*TASK BRIEF:*
Gather, from the listing beneath this task, every line holding the string "проведения".

Dataset entries
Start

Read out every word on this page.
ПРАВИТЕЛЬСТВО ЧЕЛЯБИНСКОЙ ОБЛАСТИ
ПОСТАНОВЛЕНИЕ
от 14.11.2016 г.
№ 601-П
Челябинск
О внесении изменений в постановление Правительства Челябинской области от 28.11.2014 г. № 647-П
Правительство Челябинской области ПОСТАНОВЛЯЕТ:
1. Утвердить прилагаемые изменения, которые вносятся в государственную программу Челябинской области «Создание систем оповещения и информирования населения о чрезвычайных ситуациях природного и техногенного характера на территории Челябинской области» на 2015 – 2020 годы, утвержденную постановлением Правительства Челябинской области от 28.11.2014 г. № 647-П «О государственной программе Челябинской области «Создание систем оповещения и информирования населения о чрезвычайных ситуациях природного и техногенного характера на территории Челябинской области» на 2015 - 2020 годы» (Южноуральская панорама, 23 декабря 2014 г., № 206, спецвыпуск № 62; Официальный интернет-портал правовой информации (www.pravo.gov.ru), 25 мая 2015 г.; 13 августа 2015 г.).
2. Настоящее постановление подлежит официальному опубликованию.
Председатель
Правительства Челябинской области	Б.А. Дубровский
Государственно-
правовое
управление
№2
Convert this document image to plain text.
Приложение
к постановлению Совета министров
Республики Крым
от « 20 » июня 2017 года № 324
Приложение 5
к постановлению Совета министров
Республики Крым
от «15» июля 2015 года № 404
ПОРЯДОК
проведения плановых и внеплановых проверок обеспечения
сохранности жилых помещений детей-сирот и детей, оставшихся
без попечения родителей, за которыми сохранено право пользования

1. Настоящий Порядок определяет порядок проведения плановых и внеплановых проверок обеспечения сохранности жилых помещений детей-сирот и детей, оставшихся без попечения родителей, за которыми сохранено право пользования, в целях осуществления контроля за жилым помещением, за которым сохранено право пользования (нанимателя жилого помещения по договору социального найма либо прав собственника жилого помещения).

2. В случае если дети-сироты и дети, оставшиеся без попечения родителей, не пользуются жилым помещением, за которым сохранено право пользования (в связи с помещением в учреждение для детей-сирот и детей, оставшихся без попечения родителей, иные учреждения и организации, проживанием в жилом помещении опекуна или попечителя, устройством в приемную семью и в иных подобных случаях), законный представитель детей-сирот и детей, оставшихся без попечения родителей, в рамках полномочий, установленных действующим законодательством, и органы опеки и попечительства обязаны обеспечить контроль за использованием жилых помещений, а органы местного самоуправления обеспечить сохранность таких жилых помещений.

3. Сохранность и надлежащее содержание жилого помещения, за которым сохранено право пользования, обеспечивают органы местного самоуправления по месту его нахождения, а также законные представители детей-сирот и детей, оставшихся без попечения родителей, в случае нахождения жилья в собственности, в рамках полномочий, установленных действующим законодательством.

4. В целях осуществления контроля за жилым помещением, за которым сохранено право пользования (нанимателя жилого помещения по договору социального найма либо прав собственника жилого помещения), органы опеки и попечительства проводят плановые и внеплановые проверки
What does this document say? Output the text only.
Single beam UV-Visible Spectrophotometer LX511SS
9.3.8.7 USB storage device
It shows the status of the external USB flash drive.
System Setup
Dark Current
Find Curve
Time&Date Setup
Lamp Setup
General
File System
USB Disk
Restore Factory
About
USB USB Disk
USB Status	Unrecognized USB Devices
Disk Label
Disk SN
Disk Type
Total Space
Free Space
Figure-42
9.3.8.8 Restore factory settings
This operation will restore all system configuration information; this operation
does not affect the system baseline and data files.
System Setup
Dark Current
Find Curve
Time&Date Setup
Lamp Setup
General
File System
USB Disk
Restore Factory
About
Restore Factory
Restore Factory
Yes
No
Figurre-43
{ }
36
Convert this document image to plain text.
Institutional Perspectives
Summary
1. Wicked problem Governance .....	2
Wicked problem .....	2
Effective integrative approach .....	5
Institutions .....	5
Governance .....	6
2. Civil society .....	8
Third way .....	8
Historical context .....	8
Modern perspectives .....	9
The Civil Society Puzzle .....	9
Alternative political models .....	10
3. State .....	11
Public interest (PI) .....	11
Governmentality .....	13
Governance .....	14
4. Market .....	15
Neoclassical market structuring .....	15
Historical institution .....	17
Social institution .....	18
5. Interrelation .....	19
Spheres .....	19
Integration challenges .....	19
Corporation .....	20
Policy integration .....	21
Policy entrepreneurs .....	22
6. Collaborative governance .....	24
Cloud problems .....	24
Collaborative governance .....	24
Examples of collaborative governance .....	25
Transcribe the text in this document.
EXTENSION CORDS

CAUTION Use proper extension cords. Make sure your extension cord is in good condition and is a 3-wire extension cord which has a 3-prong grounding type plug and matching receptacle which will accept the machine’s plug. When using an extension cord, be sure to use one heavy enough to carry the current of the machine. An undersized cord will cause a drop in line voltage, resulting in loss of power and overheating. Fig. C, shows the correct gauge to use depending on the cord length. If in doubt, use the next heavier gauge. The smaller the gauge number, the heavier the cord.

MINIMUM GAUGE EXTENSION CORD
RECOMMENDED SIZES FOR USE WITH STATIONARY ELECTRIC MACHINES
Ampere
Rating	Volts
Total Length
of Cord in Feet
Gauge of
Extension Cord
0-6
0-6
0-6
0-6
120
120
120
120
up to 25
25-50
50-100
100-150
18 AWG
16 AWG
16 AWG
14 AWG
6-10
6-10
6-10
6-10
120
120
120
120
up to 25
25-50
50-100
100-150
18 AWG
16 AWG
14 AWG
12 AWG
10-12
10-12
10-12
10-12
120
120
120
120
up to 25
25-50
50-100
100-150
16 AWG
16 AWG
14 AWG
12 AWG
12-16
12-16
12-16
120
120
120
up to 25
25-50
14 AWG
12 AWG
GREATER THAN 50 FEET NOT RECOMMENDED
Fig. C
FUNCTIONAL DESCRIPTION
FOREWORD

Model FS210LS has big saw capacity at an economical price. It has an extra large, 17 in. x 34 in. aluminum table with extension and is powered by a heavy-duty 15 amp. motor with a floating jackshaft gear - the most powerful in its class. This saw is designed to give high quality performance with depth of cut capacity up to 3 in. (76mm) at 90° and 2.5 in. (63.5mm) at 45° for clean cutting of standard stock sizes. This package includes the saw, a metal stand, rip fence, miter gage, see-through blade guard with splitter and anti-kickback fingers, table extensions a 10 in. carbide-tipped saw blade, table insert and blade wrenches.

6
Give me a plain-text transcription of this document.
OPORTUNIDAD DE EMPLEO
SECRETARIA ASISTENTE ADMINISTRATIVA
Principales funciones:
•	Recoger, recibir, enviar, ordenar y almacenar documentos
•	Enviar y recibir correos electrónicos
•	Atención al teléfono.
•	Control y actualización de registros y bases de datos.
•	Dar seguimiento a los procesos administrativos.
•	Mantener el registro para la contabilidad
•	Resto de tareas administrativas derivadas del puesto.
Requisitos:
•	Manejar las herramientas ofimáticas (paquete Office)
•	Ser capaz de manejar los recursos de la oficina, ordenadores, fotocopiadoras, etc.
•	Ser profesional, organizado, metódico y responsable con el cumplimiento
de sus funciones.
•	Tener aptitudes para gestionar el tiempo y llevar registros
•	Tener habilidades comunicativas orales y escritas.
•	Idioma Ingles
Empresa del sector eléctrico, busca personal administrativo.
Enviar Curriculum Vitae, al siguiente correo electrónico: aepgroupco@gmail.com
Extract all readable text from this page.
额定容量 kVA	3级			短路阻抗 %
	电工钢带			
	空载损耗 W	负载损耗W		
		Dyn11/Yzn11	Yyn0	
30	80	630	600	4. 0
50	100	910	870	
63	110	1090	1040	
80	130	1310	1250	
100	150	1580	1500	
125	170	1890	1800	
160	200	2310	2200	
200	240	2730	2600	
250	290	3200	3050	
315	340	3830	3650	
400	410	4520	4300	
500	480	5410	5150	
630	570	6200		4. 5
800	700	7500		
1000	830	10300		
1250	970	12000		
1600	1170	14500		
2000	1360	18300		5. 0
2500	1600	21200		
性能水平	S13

End

*ANSWER:*
проведения плановых и внеплановых проверок обеспечения
1. Настоящий Порядок определяет порядок проведения плановых и внеплановых проверок обеспечения сохранности жилых помещений детей-сирот и детей, оставшихся без попечения родителей, за которыми сохранено право пользования, в целях осуществления контроля за жилым помещением, за которым сохранено право пользования (нанимателя жилого помещения по договору социального найма либо прав собственника жилого помещения).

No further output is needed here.